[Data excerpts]
****************

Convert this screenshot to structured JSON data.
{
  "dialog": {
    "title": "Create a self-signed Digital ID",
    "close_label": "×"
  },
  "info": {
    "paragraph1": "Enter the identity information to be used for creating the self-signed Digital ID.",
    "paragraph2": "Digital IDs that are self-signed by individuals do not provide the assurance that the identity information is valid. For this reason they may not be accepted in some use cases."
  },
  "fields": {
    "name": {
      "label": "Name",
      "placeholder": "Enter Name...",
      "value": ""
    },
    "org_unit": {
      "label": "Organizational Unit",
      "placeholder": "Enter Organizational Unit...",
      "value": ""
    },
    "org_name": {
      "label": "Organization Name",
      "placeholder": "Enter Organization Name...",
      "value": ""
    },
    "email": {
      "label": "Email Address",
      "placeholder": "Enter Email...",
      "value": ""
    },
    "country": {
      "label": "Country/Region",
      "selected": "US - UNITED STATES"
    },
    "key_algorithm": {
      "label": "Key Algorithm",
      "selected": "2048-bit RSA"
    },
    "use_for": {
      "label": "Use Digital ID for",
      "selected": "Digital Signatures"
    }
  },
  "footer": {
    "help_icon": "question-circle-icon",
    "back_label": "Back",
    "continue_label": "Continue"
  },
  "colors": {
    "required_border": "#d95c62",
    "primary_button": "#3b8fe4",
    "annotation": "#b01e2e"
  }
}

****************

## Task to carry out
All lines above with "selected" in them should be returned.

## Correct result
      "selected": "US - UNITED STATES"
      "selected": "2048-bit RSA"
      "selected": "Digital Signatures"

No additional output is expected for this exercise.